• _WHAT IS NEEDED_: Track down every line below that holds "this" and copy it.

• _DATA LINES_:

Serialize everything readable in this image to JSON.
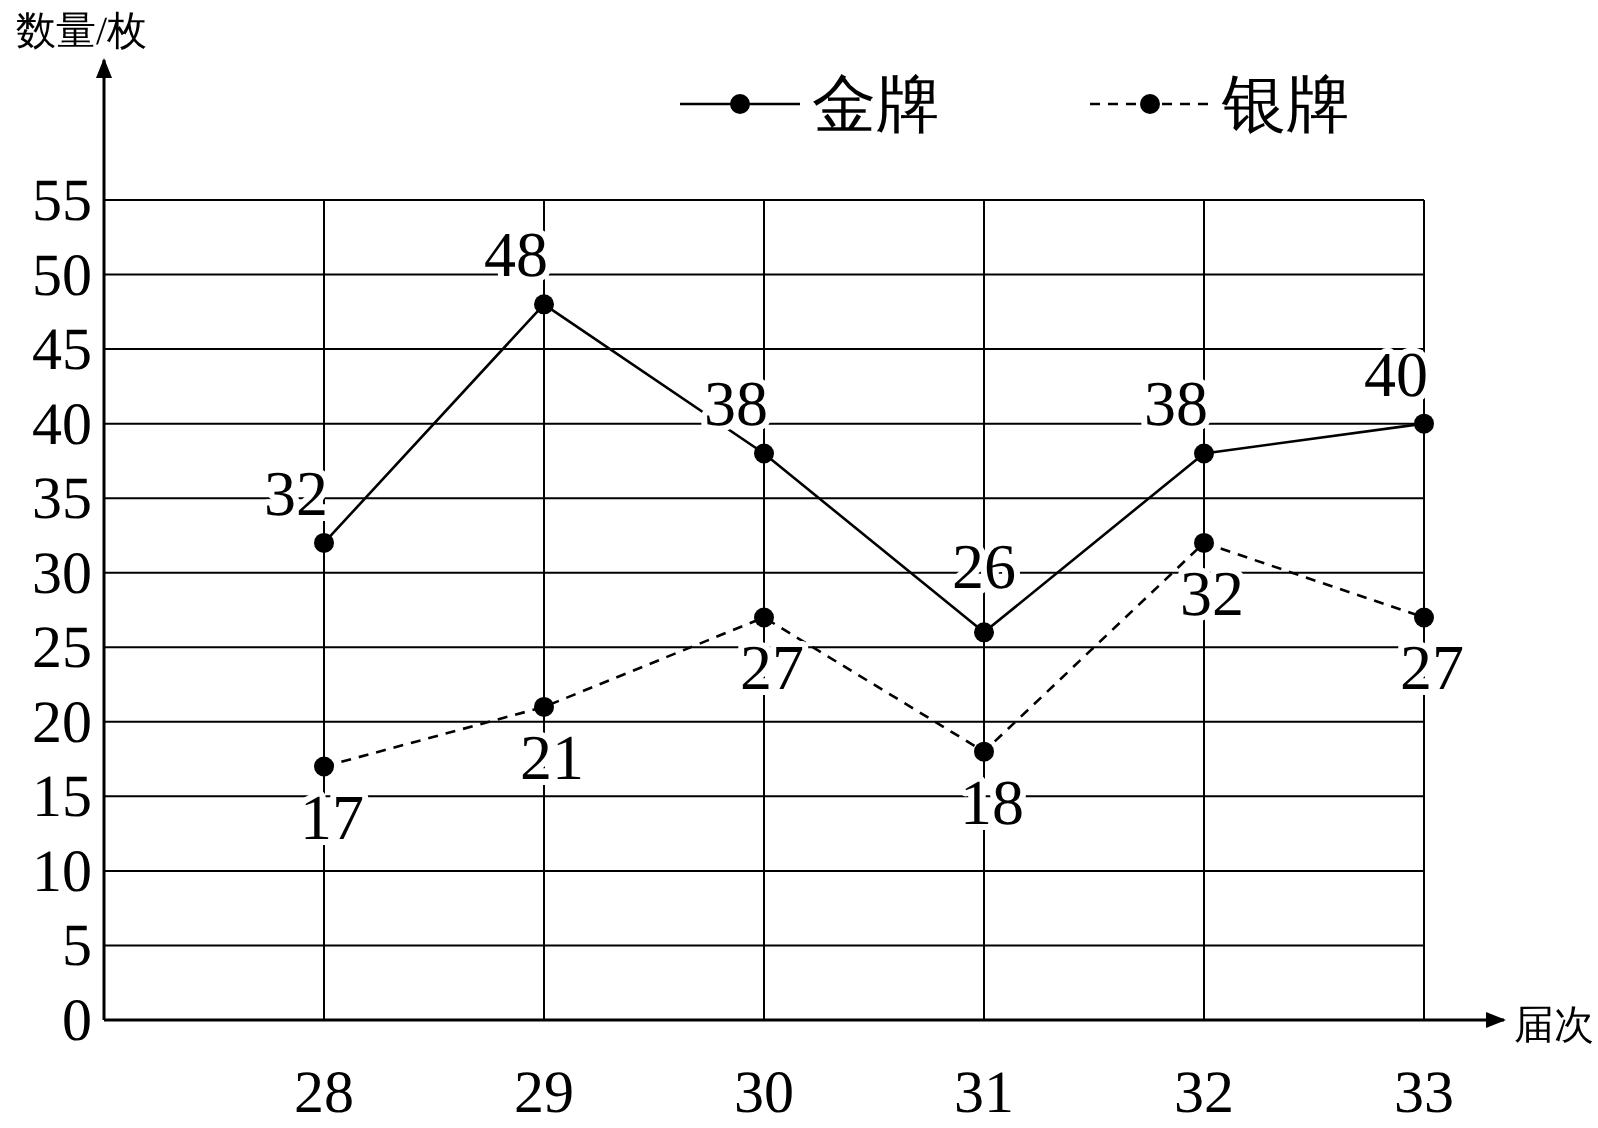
{
  "chart_data": {
    "type": "line",
    "xlabel": "届次",
    "ylabel": "数量/枚",
    "x": [
      28,
      29,
      30,
      31,
      32,
      33
    ],
    "xlim": [
      27,
      33
    ],
    "xticks": [
      28,
      29,
      30,
      31,
      32,
      33
    ],
    "ylim": [
      0,
      55
    ],
    "yticks": [
      0,
      5,
      10,
      15,
      20,
      25,
      30,
      35,
      40,
      45,
      50,
      55
    ],
    "series": [
      {
        "name": "金牌",
        "color": "#000000",
        "values": [
          32,
          48,
          38,
          26,
          38,
          40
        ],
        "line_style": "solid"
      },
      {
        "name": "银牌",
        "color": "#000000",
        "values": [
          17,
          21,
          27,
          18,
          32,
          27
        ],
        "line_style": "dashed"
      }
    ],
    "marker": "circle",
    "grid": true,
    "legend": "top right",
    "data_labels": true
  }
}
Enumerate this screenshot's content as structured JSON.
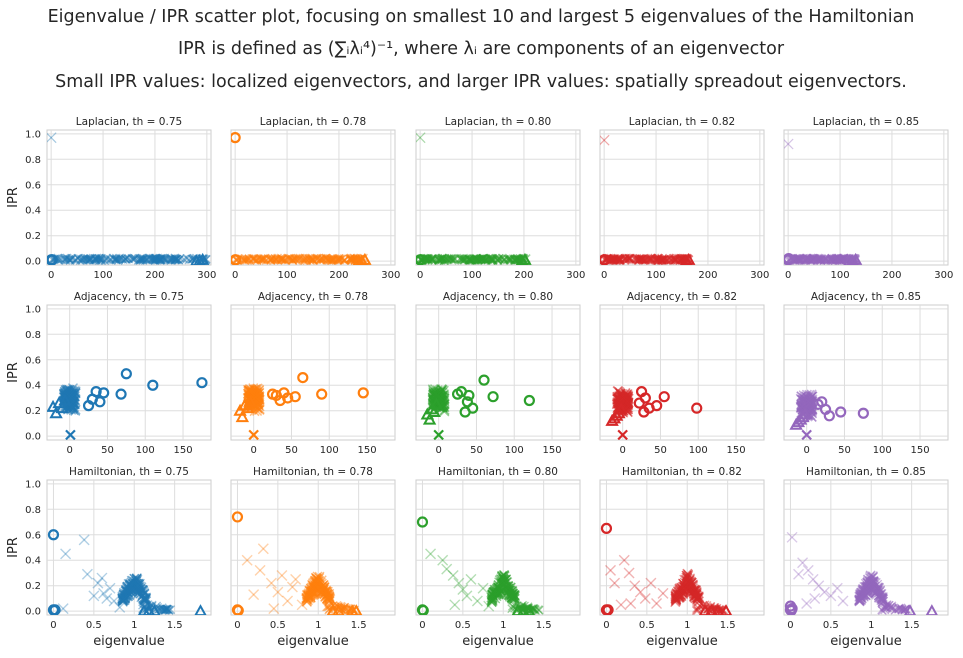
{
  "figure": {
    "title_lines": [
      "Eigenvalue / IPR scatter plot, focusing on smallest 10 and largest 5 eigenvalues of the Hamiltonian",
      "IPR is defined as (∑ᵢλᵢ⁴)⁻¹, where λᵢ are components of an eigenvector",
      "Small IPR values: localized eigenvectors, and larger IPR values: spatially spreadout eigenvectors."
    ]
  },
  "chart_data": {
    "type": "scatter",
    "markers": {
      "smallest_10": "circle",
      "largest_5": "triangle",
      "others": "x"
    },
    "series_colors": [
      "#1f77b4",
      "#ff7f0e",
      "#2ca02c",
      "#d62728",
      "#9467bd"
    ],
    "grid": true,
    "ylabel": "IPR",
    "xlabel": "eigenvalue",
    "ylim": [
      -0.03,
      1.03
    ],
    "yticks": [
      0.0,
      0.2,
      0.4,
      0.6,
      0.8,
      1.0
    ],
    "rows": [
      {
        "name": "Laplacian",
        "xlim": [
          -8,
          308
        ],
        "xticks": [
          0,
          100,
          200,
          300
        ],
        "panels": [
          {
            "title": "Laplacian, th = 0.75",
            "spread": [
              0,
              300
            ],
            "highlow": [
              0.97
            ],
            "circles": [
              [
                0,
                0.01
              ],
              [
                1,
                0.01
              ],
              [
                2,
                0.01
              ]
            ],
            "triangles": [
              [
                280,
                0.0
              ],
              [
                286,
                0.0
              ],
              [
                292,
                0.01
              ]
            ]
          },
          {
            "title": "Laplacian, th = 0.78",
            "spread": [
              0,
              250
            ],
            "highlow": [],
            "circles": [
              [
                0,
                0.97
              ],
              [
                0,
                0.01
              ],
              [
                1,
                0.01
              ]
            ],
            "triangles": [
              [
                238,
                0.0
              ],
              [
                244,
                0.0
              ],
              [
                250,
                0.01
              ]
            ]
          },
          {
            "title": "Laplacian, th = 0.80",
            "spread": [
              0,
              205
            ],
            "highlow": [
              0.97
            ],
            "circles": [
              [
                0,
                0.01
              ],
              [
                1,
                0.01
              ]
            ],
            "triangles": [
              [
                196,
                0.0
              ],
              [
                202,
                0.01
              ]
            ]
          },
          {
            "title": "Laplacian, th = 0.82",
            "spread": [
              0,
              165
            ],
            "highlow": [
              0.95
            ],
            "circles": [
              [
                0,
                0.01
              ],
              [
                1,
                0.01
              ]
            ],
            "triangles": [
              [
                158,
                0.0
              ],
              [
                163,
                0.01
              ]
            ]
          },
          {
            "title": "Laplacian, th = 0.85",
            "spread": [
              0,
              130
            ],
            "highlow": [
              0.92
            ],
            "circles": [
              [
                0,
                0.01
              ],
              [
                1,
                0.02
              ]
            ],
            "triangles": [
              [
                118,
                0.0
              ],
              [
                124,
                0.0
              ],
              [
                130,
                0.01
              ]
            ]
          }
        ]
      },
      {
        "name": "Adjacency",
        "xlim": [
          -30,
          187
        ],
        "xticks": [
          0,
          50,
          100,
          150
        ],
        "panels": [
          {
            "title": "Adjacency, th = 0.75",
            "cluster": [
              0,
              0.29
            ],
            "xs": [
              [
                1,
                0.01
              ]
            ],
            "circles": [
              [
                25,
                0.24
              ],
              [
                30,
                0.29
              ],
              [
                35,
                0.35
              ],
              [
                40,
                0.27
              ],
              [
                45,
                0.34
              ],
              [
                68,
                0.33
              ],
              [
                75,
                0.49
              ],
              [
                110,
                0.4
              ],
              [
                175,
                0.42
              ]
            ],
            "triangles": [
              [
                -22,
                0.23
              ],
              [
                -18,
                0.18
              ],
              [
                -14,
                0.26
              ],
              [
                -10,
                0.22
              ],
              [
                -6,
                0.28
              ]
            ]
          },
          {
            "title": "Adjacency, th = 0.78",
            "cluster": [
              0,
              0.29
            ],
            "xs": [
              [
                0,
                0.01
              ]
            ],
            "circles": [
              [
                25,
                0.33
              ],
              [
                30,
                0.32
              ],
              [
                35,
                0.28
              ],
              [
                40,
                0.34
              ],
              [
                45,
                0.3
              ],
              [
                55,
                0.31
              ],
              [
                65,
                0.46
              ],
              [
                90,
                0.33
              ],
              [
                145,
                0.34
              ]
            ],
            "triangles": [
              [
                -18,
                0.2
              ],
              [
                -15,
                0.15
              ],
              [
                -12,
                0.24
              ],
              [
                -8,
                0.22
              ],
              [
                -5,
                0.27
              ]
            ]
          },
          {
            "title": "Adjacency, th = 0.80",
            "cluster": [
              0,
              0.28
            ],
            "xs": [
              [
                0,
                0.01
              ]
            ],
            "circles": [
              [
                25,
                0.33
              ],
              [
                30,
                0.35
              ],
              [
                35,
                0.19
              ],
              [
                38,
                0.27
              ],
              [
                40,
                0.32
              ],
              [
                45,
                0.22
              ],
              [
                60,
                0.44
              ],
              [
                72,
                0.31
              ],
              [
                120,
                0.28
              ]
            ],
            "triangles": [
              [
                -15,
                0.17
              ],
              [
                -12,
                0.13
              ],
              [
                -9,
                0.21
              ],
              [
                -6,
                0.19
              ],
              [
                -3,
                0.25
              ]
            ]
          },
          {
            "title": "Adjacency, th = 0.82",
            "cluster": [
              0,
              0.27
            ],
            "xs": [
              [
                0,
                0.01
              ]
            ],
            "circles": [
              [
                22,
                0.26
              ],
              [
                25,
                0.35
              ],
              [
                28,
                0.19
              ],
              [
                30,
                0.3
              ],
              [
                35,
                0.22
              ],
              [
                45,
                0.24
              ],
              [
                55,
                0.31
              ],
              [
                98,
                0.22
              ]
            ],
            "triangles": [
              [
                -14,
                0.12
              ],
              [
                -11,
                0.14
              ],
              [
                -8,
                0.16
              ],
              [
                -5,
                0.18
              ],
              [
                -2,
                0.21
              ]
            ]
          },
          {
            "title": "Adjacency, th = 0.85",
            "cluster": [
              0,
              0.24
            ],
            "xs": [
              [
                0,
                0.01
              ]
            ],
            "circles": [
              [
                15,
                0.25
              ],
              [
                20,
                0.27
              ],
              [
                25,
                0.21
              ],
              [
                30,
                0.16
              ],
              [
                45,
                0.19
              ],
              [
                75,
                0.18
              ]
            ],
            "triangles": [
              [
                -14,
                0.09
              ],
              [
                -11,
                0.11
              ],
              [
                -8,
                0.13
              ],
              [
                -5,
                0.15
              ],
              [
                -2,
                0.17
              ]
            ]
          }
        ]
      },
      {
        "name": "Hamiltonian",
        "xlim": [
          -0.08,
          1.95
        ],
        "xticks": [
          0.0,
          0.5,
          1.0,
          1.5
        ],
        "panels": [
          {
            "title": "Hamiltonian, th = 0.75",
            "peak": 1.0,
            "xs": [
              [
                0.15,
                0.45
              ],
              [
                0.38,
                0.56
              ],
              [
                0.42,
                0.29
              ],
              [
                0.55,
                0.22
              ],
              [
                0.5,
                0.12
              ],
              [
                0.62,
                0.14
              ],
              [
                0.7,
                0.18
              ],
              [
                0.75,
                0.08
              ],
              [
                0.82,
                0.03
              ],
              [
                0.6,
                0.26
              ],
              [
                0.66,
                0.1
              ],
              [
                0.12,
                0.02
              ]
            ],
            "circles": [
              [
                0.0,
                0.6
              ],
              [
                0.0,
                0.01
              ],
              [
                0.01,
                0.005
              ],
              [
                0.02,
                0.01
              ]
            ],
            "triangles": [
              [
                1.12,
                0.0
              ],
              [
                1.18,
                0.0
              ],
              [
                1.25,
                0.0
              ],
              [
                1.82,
                0.0
              ]
            ]
          },
          {
            "title": "Hamiltonian, th = 0.78",
            "peak": 1.0,
            "xs": [
              [
                0.12,
                0.4
              ],
              [
                0.32,
                0.49
              ],
              [
                0.28,
                0.32
              ],
              [
                0.42,
                0.22
              ],
              [
                0.5,
                0.15
              ],
              [
                0.55,
                0.28
              ],
              [
                0.62,
                0.08
              ],
              [
                0.68,
                0.19
              ],
              [
                0.72,
                0.25
              ],
              [
                0.8,
                0.05
              ],
              [
                0.2,
                0.13
              ],
              [
                0.45,
                0.02
              ]
            ],
            "circles": [
              [
                0.0,
                0.74
              ],
              [
                0.0,
                0.01
              ],
              [
                0.01,
                0.005
              ]
            ],
            "triangles": [
              [
                1.18,
                0.0
              ],
              [
                1.25,
                0.0
              ],
              [
                1.42,
                0.0
              ],
              [
                1.47,
                0.0
              ]
            ]
          },
          {
            "title": "Hamiltonian, th = 0.80",
            "peak": 1.0,
            "xs": [
              [
                0.1,
                0.45
              ],
              [
                0.25,
                0.4
              ],
              [
                0.3,
                0.33
              ],
              [
                0.38,
                0.28
              ],
              [
                0.45,
                0.22
              ],
              [
                0.5,
                0.17
              ],
              [
                0.55,
                0.12
              ],
              [
                0.6,
                0.25
              ],
              [
                0.68,
                0.08
              ],
              [
                0.75,
                0.18
              ],
              [
                0.82,
                0.04
              ],
              [
                0.4,
                0.05
              ]
            ],
            "circles": [
              [
                0.0,
                0.7
              ],
              [
                0.0,
                0.01
              ],
              [
                0.01,
                0.005
              ]
            ],
            "triangles": [
              [
                1.18,
                0.0
              ],
              [
                1.25,
                0.0
              ],
              [
                1.32,
                0.0
              ]
            ]
          },
          {
            "title": "Hamiltonian, th = 0.82",
            "peak": 1.0,
            "xs": [
              [
                0.05,
                0.32
              ],
              [
                0.1,
                0.22
              ],
              [
                0.22,
                0.4
              ],
              [
                0.28,
                0.3
              ],
              [
                0.35,
                0.2
              ],
              [
                0.42,
                0.15
              ],
              [
                0.48,
                0.1
              ],
              [
                0.55,
                0.22
              ],
              [
                0.62,
                0.06
              ],
              [
                0.7,
                0.14
              ],
              [
                0.3,
                0.06
              ],
              [
                0.18,
                0.05
              ]
            ],
            "circles": [
              [
                0.0,
                0.65
              ],
              [
                0.0,
                0.01
              ],
              [
                0.01,
                0.005
              ],
              [
                0.02,
                0.01
              ]
            ],
            "triangles": [
              [
                1.22,
                0.0
              ],
              [
                1.3,
                0.0
              ],
              [
                1.38,
                0.0
              ],
              [
                1.48,
                0.0
              ]
            ]
          },
          {
            "title": "Hamiltonian, th = 0.85",
            "peak": 1.0,
            "xs": [
              [
                0.02,
                0.58
              ],
              [
                0.1,
                0.29
              ],
              [
                0.15,
                0.38
              ],
              [
                0.22,
                0.32
              ],
              [
                0.28,
                0.25
              ],
              [
                0.35,
                0.2
              ],
              [
                0.42,
                0.15
              ],
              [
                0.5,
                0.12
              ],
              [
                0.58,
                0.18
              ],
              [
                0.65,
                0.08
              ],
              [
                0.3,
                0.1
              ],
              [
                0.2,
                0.06
              ]
            ],
            "circles": [
              [
                0.0,
                0.04
              ],
              [
                0.0,
                0.01
              ],
              [
                0.01,
                0.005
              ],
              [
                0.02,
                0.02
              ]
            ],
            "triangles": [
              [
                1.48,
                0.0
              ],
              [
                1.75,
                0.0
              ]
            ]
          }
        ]
      }
    ]
  }
}
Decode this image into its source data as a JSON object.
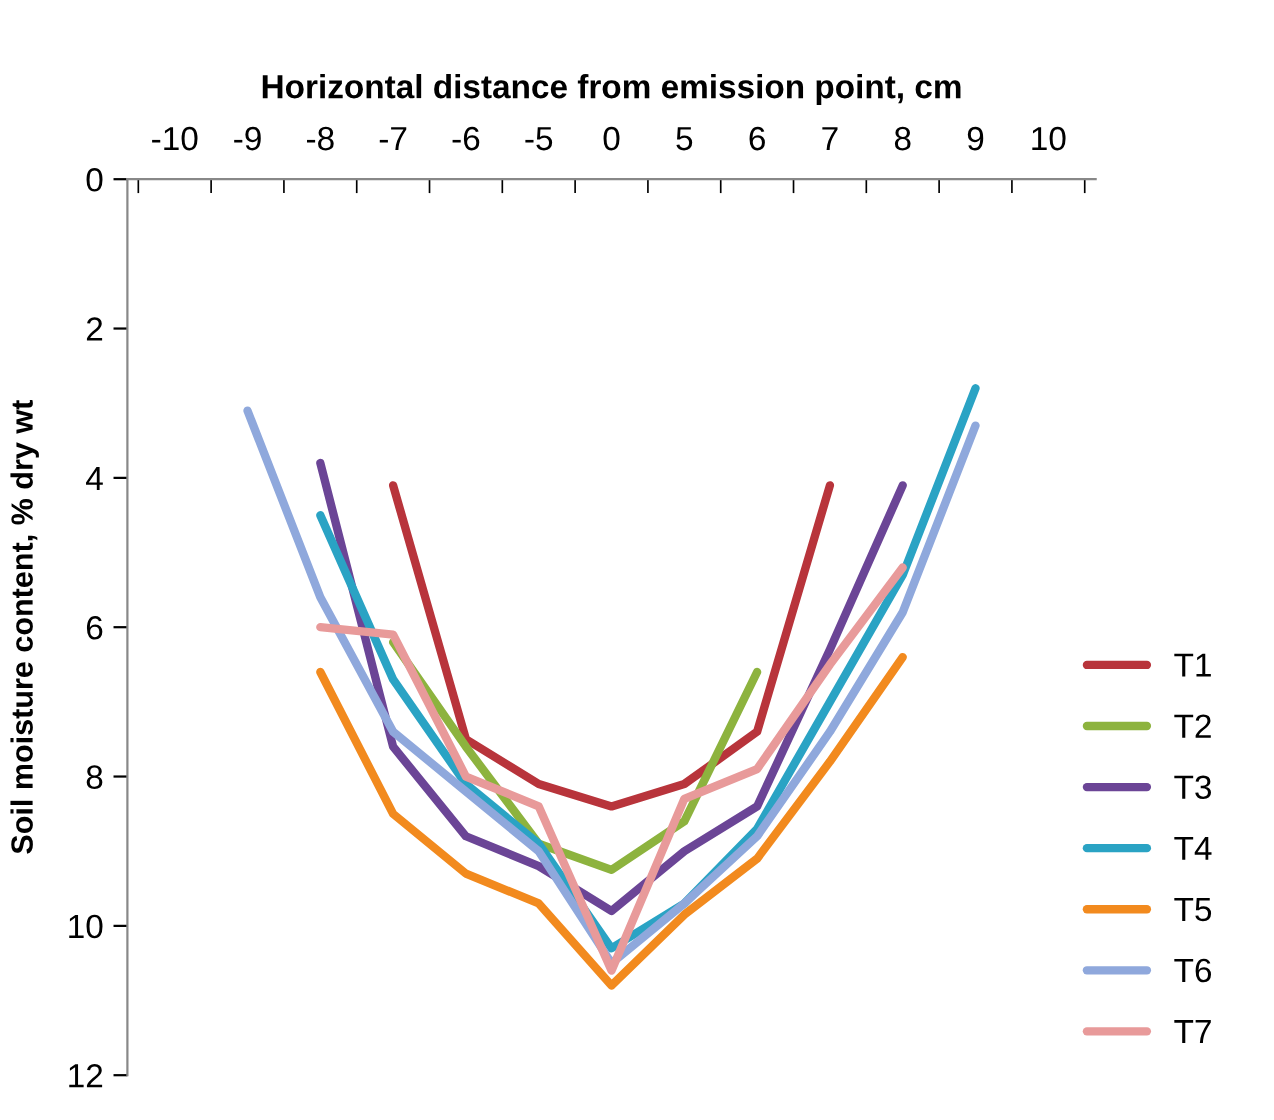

• _FINISHED EXERCISE_:
Serialize everything readable in this image to JSON.
Enumerate this screenshot's content as structured JSON.
Decode this image into its source data as a JSON object.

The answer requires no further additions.